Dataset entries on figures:
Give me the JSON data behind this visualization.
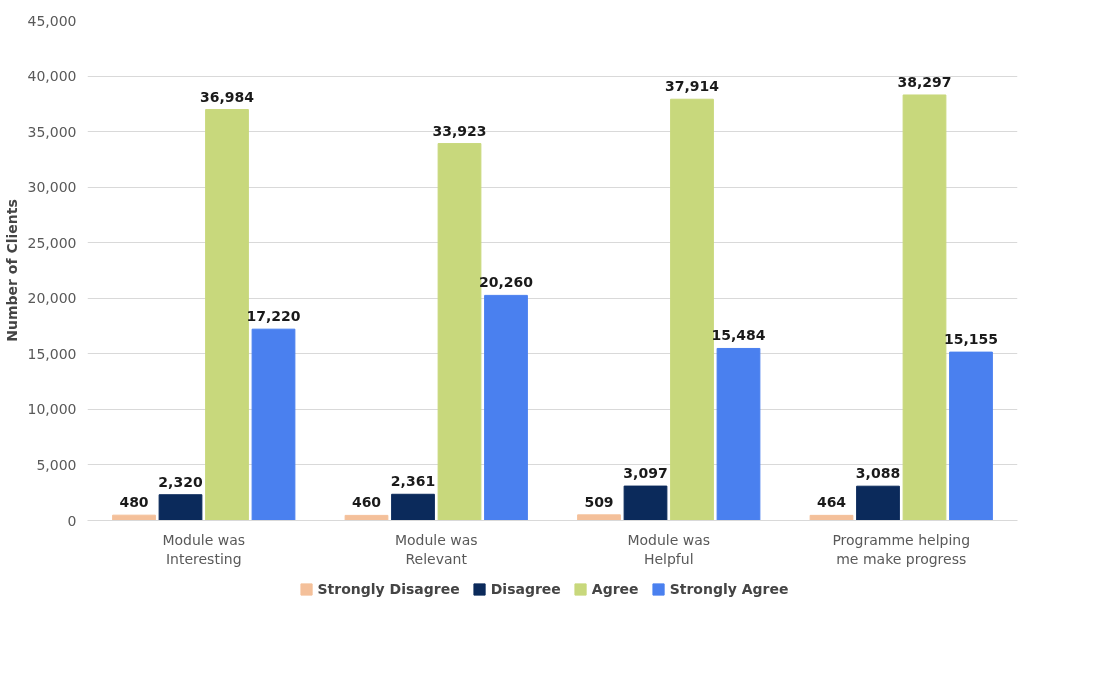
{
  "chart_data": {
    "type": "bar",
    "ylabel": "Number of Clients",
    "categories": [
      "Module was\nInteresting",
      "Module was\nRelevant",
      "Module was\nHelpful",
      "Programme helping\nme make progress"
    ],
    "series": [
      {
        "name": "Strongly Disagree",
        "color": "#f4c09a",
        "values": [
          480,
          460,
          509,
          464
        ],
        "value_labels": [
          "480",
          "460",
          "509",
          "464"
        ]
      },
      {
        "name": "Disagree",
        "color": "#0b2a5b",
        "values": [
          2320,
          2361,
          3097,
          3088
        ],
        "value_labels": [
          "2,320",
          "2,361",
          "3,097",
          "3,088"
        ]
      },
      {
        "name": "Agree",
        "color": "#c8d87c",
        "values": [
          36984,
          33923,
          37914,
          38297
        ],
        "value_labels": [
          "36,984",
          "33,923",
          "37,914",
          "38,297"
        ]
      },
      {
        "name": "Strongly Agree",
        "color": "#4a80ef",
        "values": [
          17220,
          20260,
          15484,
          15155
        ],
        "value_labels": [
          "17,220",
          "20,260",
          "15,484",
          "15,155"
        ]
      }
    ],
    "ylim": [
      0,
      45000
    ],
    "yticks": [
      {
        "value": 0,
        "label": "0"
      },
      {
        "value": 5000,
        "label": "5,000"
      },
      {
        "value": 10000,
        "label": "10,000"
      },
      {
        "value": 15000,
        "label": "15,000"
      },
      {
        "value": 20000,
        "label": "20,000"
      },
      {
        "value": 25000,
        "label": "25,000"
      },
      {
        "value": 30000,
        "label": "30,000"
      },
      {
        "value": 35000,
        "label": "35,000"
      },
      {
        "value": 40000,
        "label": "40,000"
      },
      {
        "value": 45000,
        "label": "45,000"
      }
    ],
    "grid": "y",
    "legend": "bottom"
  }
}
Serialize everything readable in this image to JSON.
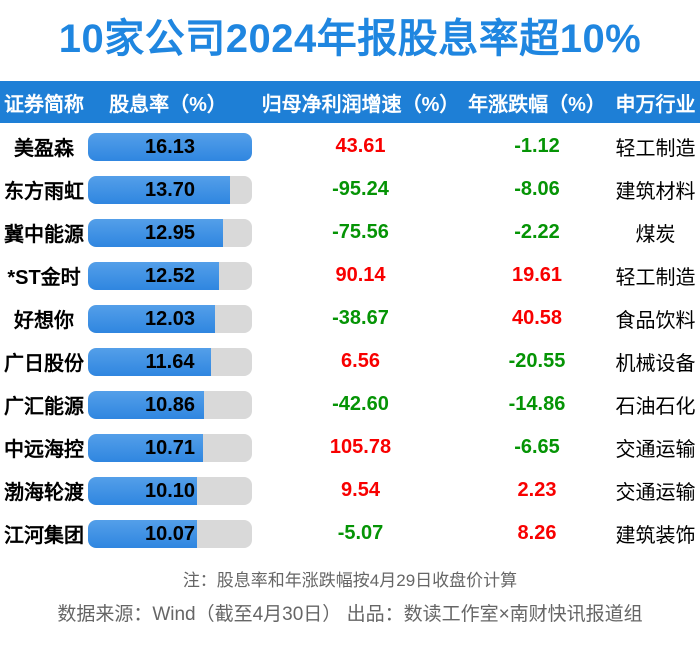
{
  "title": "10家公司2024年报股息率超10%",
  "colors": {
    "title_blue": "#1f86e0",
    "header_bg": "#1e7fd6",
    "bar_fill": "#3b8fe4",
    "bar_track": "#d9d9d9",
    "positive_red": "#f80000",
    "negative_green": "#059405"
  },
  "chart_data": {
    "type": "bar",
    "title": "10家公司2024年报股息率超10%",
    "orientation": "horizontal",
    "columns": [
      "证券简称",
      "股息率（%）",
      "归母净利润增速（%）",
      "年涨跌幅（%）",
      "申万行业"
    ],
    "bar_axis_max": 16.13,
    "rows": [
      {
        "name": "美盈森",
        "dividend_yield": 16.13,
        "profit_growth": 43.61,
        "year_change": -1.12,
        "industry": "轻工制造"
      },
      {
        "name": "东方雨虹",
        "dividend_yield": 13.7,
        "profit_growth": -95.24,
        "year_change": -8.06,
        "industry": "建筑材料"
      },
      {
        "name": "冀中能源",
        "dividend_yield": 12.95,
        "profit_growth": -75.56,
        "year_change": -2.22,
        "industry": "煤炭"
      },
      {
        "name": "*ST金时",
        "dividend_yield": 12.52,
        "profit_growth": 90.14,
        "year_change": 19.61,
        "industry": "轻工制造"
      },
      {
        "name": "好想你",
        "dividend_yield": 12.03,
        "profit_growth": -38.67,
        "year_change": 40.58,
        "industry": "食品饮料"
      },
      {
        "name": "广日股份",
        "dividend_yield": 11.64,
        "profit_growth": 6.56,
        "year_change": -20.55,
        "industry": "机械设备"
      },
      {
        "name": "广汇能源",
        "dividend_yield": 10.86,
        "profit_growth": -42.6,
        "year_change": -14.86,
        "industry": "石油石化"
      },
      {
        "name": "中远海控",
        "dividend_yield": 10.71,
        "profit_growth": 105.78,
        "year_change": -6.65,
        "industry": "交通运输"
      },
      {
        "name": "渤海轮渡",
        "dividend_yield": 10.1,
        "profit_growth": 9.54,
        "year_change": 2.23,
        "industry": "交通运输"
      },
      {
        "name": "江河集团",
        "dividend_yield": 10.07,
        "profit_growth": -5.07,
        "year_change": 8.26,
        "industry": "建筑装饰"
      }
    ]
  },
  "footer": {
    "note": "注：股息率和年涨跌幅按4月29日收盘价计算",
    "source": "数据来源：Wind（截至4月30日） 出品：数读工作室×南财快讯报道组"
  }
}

* WHAT IS BEING ASKED:
The records above must be echoed exactly, minus their pictures.

* RESULT OF THIS EXERCISE:
Give me the JSON data behind this visualization.
{
  "chart_data": {
    "type": "bar",
    "ylabel": "Number of Clients",
    "categories": [
      "Module was\nInteresting",
      "Module was\nRelevant",
      "Module was\nHelpful",
      "Programme helping\nme make progress"
    ],
    "series": [
      {
        "name": "Strongly Disagree",
        "color": "#f4c09a",
        "values": [
          480,
          460,
          509,
          464
        ],
        "value_labels": [
          "480",
          "460",
          "509",
          "464"
        ]
      },
      {
        "name": "Disagree",
        "color": "#0b2a5b",
        "values": [
          2320,
          2361,
          3097,
          3088
        ],
        "value_labels": [
          "2,320",
          "2,361",
          "3,097",
          "3,088"
        ]
      },
      {
        "name": "Agree",
        "color": "#c8d87c",
        "values": [
          36984,
          33923,
          37914,
          38297
        ],
        "value_labels": [
          "36,984",
          "33,923",
          "37,914",
          "38,297"
        ]
      },
      {
        "name": "Strongly Agree",
        "color": "#4a80ef",
        "values": [
          17220,
          20260,
          15484,
          15155
        ],
        "value_labels": [
          "17,220",
          "20,260",
          "15,484",
          "15,155"
        ]
      }
    ],
    "ylim": [
      0,
      45000
    ],
    "yticks": [
      {
        "value": 0,
        "label": "0"
      },
      {
        "value": 5000,
        "label": "5,000"
      },
      {
        "value": 10000,
        "label": "10,000"
      },
      {
        "value": 15000,
        "label": "15,000"
      },
      {
        "value": 20000,
        "label": "20,000"
      },
      {
        "value": 25000,
        "label": "25,000"
      },
      {
        "value": 30000,
        "label": "30,000"
      },
      {
        "value": 35000,
        "label": "35,000"
      },
      {
        "value": 40000,
        "label": "40,000"
      },
      {
        "value": 45000,
        "label": "45,000"
      }
    ],
    "grid": "y",
    "legend": "bottom"
  }
}
Serialize everything readable in this image to JSON.
{
  "title": "10家公司2024年报股息率超10%",
  "colors": {
    "title_blue": "#1f86e0",
    "header_bg": "#1e7fd6",
    "bar_fill": "#3b8fe4",
    "bar_track": "#d9d9d9",
    "positive_red": "#f80000",
    "negative_green": "#059405"
  },
  "chart_data": {
    "type": "bar",
    "title": "10家公司2024年报股息率超10%",
    "orientation": "horizontal",
    "columns": [
      "证券简称",
      "股息率（%）",
      "归母净利润增速（%）",
      "年涨跌幅（%）",
      "申万行业"
    ],
    "bar_axis_max": 16.13,
    "rows": [
      {
        "name": "美盈森",
        "dividend_yield": 16.13,
        "profit_growth": 43.61,
        "year_change": -1.12,
        "industry": "轻工制造"
      },
      {
        "name": "东方雨虹",
        "dividend_yield": 13.7,
        "profit_growth": -95.24,
        "year_change": -8.06,
        "industry": "建筑材料"
      },
      {
        "name": "冀中能源",
        "dividend_yield": 12.95,
        "profit_growth": -75.56,
        "year_change": -2.22,
        "industry": "煤炭"
      },
      {
        "name": "*ST金时",
        "dividend_yield": 12.52,
        "profit_growth": 90.14,
        "year_change": 19.61,
        "industry": "轻工制造"
      },
      {
        "name": "好想你",
        "dividend_yield": 12.03,
        "profit_growth": -38.67,
        "year_change": 40.58,
        "industry": "食品饮料"
      },
      {
        "name": "广日股份",
        "dividend_yield": 11.64,
        "profit_growth": 6.56,
        "year_change": -20.55,
        "industry": "机械设备"
      },
      {
        "name": "广汇能源",
        "dividend_yield": 10.86,
        "profit_growth": -42.6,
        "year_change": -14.86,
        "industry": "石油石化"
      },
      {
        "name": "中远海控",
        "dividend_yield": 10.71,
        "profit_growth": 105.78,
        "year_change": -6.65,
        "industry": "交通运输"
      },
      {
        "name": "渤海轮渡",
        "dividend_yield": 10.1,
        "profit_growth": 9.54,
        "year_change": 2.23,
        "industry": "交通运输"
      },
      {
        "name": "江河集团",
        "dividend_yield": 10.07,
        "profit_growth": -5.07,
        "year_change": 8.26,
        "industry": "建筑装饰"
      }
    ]
  },
  "footer": {
    "note": "注：股息率和年涨跌幅按4月29日收盘价计算",
    "source": "数据来源：Wind（截至4月30日） 出品：数读工作室×南财快讯报道组"
  }
}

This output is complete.